§ **PROBLEM DESCRIPTION**:
Copy the material verbatim, from its first line up to and including the line containing "checkbox-checked-icon: ✓ [498, 428, 510, 441]".

──────

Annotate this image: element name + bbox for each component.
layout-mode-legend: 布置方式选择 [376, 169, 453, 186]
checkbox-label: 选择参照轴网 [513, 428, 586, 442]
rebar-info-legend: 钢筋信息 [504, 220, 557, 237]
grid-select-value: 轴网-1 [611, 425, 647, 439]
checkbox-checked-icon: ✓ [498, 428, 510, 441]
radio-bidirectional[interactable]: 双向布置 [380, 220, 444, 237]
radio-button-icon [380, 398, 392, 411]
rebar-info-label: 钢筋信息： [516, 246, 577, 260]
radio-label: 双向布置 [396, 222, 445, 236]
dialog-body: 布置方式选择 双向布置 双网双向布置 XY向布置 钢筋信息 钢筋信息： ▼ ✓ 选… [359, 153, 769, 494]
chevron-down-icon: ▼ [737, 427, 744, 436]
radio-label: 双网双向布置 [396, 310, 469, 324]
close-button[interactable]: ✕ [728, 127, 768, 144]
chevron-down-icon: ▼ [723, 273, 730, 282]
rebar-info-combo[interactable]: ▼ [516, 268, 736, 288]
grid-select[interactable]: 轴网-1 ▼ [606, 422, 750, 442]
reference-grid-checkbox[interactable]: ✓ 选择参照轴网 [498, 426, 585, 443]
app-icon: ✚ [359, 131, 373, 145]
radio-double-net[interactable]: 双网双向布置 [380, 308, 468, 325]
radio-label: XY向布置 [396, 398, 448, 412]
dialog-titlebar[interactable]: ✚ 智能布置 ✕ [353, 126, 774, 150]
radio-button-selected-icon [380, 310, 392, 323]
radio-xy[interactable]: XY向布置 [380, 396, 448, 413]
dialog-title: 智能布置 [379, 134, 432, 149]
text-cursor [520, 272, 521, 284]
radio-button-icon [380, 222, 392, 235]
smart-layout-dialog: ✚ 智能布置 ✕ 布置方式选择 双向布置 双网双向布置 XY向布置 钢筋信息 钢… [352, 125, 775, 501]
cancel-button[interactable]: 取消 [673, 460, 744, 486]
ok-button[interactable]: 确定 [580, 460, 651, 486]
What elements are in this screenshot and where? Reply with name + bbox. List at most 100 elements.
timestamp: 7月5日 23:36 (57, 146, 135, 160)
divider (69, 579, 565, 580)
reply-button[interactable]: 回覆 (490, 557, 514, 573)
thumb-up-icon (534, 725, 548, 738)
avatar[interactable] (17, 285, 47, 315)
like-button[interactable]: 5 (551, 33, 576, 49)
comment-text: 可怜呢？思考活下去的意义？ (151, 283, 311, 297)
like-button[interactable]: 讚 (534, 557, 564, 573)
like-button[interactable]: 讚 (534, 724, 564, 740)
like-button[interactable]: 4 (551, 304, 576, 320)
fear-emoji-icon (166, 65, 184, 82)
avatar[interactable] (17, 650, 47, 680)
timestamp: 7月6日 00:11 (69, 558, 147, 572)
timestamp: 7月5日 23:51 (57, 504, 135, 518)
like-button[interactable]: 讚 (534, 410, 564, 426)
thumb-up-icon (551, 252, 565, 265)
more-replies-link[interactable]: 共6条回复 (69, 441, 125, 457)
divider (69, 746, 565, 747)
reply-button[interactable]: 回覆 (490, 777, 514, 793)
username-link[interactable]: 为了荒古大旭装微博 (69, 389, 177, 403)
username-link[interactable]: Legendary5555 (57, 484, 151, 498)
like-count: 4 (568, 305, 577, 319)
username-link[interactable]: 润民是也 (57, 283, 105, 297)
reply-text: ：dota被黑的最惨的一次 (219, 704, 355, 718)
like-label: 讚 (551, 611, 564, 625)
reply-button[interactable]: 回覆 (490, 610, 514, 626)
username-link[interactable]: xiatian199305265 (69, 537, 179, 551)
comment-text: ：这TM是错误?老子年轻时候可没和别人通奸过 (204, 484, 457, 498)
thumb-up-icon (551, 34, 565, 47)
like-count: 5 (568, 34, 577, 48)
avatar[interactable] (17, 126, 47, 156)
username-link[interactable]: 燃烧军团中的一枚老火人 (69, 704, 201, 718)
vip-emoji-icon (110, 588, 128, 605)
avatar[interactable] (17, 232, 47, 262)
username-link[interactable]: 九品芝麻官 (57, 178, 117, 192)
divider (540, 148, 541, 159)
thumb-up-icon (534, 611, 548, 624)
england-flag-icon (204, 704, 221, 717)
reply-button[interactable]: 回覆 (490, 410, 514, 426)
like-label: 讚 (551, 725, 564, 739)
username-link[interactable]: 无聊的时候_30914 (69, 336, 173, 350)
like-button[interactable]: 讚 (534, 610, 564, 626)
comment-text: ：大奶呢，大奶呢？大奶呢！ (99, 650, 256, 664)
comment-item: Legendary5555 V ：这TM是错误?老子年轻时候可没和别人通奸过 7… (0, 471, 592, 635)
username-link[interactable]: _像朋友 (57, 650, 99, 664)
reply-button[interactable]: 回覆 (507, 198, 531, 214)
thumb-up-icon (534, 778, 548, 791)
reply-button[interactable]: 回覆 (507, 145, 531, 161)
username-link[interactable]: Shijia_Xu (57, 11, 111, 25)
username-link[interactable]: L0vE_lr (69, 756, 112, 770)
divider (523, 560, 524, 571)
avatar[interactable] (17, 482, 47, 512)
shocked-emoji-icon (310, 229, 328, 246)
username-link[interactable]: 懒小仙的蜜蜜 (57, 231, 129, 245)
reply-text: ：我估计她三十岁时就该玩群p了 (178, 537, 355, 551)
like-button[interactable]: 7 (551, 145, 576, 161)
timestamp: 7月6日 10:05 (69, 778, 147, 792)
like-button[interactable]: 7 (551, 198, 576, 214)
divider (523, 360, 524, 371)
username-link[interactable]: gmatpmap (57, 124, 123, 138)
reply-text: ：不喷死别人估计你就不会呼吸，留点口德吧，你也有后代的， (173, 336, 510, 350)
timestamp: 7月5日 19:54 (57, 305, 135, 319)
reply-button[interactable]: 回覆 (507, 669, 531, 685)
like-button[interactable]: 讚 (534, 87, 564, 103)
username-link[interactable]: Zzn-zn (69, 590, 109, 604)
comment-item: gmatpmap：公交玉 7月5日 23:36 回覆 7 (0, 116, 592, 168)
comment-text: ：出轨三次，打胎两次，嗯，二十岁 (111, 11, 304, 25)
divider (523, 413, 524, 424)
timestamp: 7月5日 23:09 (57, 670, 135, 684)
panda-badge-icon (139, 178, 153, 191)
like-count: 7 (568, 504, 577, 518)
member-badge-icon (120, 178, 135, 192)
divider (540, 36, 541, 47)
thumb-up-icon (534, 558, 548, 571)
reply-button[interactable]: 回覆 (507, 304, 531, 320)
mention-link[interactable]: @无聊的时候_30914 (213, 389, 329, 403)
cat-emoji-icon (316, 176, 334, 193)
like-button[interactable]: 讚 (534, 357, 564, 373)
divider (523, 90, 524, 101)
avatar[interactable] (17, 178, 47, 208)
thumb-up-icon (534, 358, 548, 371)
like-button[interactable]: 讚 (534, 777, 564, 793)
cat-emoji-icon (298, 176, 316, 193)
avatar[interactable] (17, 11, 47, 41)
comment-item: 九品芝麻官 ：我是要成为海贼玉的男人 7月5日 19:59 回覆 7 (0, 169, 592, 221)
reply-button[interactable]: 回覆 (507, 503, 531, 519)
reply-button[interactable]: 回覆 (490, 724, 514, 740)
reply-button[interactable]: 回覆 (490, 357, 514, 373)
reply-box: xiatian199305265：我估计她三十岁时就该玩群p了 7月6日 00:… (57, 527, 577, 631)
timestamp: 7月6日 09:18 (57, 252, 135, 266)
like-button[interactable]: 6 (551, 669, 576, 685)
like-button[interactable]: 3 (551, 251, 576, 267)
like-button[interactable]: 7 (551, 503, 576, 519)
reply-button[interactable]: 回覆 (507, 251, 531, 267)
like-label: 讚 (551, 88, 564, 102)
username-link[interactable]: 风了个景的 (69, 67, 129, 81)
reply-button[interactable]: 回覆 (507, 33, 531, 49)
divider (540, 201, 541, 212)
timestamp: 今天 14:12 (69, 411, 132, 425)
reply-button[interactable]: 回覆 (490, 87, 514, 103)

──────

§ **TASK ANSWER**:
Annotate this image: element name + bbox for each component.
layout-mode-legend: 布置方式选择 [376, 169, 453, 186]
checkbox-label: 选择参照轴网 [513, 428, 586, 442]
rebar-info-legend: 钢筋信息 [504, 220, 557, 237]
grid-select-value: 轴网-1 [611, 425, 647, 439]
checkbox-checked-icon: ✓ [498, 428, 510, 441]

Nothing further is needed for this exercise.